AIM:
Every line that holds the string "text" is to be identified and copied.

RECORDS PROVIDED:
------

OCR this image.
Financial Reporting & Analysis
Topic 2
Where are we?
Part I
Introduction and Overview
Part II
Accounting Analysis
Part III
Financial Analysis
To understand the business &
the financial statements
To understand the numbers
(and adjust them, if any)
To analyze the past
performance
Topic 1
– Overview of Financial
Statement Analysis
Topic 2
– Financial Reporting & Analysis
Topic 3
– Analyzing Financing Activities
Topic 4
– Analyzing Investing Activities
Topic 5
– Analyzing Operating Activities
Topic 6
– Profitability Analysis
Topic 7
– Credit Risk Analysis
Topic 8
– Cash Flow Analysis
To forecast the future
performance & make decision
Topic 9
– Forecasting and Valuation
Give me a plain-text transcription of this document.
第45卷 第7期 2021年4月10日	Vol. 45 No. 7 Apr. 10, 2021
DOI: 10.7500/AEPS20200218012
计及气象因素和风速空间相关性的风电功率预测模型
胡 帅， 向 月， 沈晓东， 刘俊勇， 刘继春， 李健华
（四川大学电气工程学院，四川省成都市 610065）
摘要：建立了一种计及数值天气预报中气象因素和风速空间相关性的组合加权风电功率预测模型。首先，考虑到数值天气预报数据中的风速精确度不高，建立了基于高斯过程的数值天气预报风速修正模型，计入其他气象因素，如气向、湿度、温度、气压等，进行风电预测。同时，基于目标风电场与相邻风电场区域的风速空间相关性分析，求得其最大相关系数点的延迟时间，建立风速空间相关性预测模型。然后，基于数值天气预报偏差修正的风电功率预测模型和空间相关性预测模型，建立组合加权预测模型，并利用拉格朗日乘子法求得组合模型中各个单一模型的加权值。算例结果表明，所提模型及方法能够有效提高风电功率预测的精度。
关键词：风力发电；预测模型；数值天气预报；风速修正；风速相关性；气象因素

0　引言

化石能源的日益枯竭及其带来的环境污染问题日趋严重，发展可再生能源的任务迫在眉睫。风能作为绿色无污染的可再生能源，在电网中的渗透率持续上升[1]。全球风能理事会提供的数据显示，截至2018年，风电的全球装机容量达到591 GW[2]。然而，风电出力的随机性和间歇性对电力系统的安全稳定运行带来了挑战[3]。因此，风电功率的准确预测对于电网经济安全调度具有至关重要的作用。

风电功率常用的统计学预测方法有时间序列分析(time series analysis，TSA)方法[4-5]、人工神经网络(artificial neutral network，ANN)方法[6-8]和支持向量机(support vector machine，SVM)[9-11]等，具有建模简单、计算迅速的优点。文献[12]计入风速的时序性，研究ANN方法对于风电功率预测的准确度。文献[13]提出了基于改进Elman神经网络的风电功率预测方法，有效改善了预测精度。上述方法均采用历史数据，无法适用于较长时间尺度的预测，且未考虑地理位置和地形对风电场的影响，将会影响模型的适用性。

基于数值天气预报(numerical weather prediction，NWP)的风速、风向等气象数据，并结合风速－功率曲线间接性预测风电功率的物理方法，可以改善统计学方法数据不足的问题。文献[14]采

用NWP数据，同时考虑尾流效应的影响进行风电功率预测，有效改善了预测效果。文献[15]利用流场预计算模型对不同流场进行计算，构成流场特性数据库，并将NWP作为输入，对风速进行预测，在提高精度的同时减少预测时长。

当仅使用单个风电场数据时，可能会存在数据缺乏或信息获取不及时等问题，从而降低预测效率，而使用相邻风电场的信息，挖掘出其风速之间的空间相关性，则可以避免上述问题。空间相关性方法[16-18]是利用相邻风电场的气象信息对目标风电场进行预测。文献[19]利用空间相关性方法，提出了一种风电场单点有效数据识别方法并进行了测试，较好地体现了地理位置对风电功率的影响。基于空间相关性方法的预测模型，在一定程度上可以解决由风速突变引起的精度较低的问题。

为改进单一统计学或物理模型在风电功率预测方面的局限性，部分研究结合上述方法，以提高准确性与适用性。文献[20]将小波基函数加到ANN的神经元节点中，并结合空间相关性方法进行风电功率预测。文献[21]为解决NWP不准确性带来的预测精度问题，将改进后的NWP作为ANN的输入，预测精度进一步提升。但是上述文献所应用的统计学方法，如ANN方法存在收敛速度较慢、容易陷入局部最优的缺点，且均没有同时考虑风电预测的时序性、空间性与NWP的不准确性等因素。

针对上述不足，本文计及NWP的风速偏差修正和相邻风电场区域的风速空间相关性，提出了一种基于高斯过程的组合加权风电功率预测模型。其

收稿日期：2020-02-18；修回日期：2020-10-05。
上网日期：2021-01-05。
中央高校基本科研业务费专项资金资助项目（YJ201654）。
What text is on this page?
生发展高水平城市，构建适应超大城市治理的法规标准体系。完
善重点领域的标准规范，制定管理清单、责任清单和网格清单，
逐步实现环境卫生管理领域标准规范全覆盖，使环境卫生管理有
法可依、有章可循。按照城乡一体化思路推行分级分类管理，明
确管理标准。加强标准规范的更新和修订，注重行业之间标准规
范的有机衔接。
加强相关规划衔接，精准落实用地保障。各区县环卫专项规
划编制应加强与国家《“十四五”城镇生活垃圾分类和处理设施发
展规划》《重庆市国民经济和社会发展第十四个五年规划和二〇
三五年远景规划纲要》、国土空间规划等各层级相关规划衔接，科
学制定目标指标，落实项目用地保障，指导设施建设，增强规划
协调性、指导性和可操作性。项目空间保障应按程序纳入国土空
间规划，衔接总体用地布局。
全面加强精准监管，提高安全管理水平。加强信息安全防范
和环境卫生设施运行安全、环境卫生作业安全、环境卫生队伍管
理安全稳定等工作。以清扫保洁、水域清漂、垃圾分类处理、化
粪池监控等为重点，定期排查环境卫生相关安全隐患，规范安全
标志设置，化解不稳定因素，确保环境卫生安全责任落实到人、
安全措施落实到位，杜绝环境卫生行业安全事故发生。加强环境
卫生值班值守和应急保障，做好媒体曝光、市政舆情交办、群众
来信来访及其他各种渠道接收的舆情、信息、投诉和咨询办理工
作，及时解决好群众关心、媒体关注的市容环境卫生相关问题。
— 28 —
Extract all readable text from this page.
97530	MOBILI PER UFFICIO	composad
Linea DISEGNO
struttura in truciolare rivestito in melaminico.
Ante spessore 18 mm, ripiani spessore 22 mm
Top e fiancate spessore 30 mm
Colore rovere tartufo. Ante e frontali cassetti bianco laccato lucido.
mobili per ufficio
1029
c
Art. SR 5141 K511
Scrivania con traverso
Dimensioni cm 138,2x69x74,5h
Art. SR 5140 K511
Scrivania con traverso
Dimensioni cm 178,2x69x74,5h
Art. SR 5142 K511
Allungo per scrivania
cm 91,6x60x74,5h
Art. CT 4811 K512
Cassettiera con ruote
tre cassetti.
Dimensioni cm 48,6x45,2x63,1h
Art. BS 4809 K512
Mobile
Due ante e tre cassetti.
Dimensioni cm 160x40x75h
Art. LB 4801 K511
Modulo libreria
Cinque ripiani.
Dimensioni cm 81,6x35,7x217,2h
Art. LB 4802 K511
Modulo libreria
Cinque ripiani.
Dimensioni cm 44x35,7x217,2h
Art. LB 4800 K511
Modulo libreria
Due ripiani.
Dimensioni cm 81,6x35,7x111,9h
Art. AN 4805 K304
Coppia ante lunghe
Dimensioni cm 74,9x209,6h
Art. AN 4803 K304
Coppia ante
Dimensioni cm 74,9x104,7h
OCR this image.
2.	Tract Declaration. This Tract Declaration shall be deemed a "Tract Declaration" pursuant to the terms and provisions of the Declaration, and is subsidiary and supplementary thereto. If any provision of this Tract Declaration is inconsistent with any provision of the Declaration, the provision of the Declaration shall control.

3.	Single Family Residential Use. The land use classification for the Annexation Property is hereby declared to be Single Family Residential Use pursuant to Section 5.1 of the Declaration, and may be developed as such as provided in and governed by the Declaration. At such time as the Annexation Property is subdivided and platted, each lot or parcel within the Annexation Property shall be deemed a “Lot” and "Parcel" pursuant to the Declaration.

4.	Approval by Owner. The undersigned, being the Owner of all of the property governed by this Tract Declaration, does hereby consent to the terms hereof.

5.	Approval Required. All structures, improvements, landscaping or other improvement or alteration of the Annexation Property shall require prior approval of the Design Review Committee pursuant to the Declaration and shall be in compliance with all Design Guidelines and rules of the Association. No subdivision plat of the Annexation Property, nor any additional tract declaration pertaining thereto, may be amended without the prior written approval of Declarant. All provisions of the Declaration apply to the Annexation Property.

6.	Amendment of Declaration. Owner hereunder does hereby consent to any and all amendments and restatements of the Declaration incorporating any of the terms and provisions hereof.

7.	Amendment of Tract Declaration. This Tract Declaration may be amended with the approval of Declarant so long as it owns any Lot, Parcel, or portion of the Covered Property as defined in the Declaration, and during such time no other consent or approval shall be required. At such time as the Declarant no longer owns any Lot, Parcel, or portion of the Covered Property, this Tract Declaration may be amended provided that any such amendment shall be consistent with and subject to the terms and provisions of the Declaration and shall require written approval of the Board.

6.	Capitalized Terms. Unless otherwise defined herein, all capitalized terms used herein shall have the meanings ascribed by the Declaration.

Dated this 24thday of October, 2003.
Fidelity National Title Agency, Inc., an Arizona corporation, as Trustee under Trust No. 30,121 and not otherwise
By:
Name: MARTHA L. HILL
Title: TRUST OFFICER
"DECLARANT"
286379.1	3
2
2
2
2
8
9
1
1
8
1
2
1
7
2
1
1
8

------

EXERCISE RESULT:
Give me a plain-text transcription of this document.
What text is on this page?
Extract all readable text from this page.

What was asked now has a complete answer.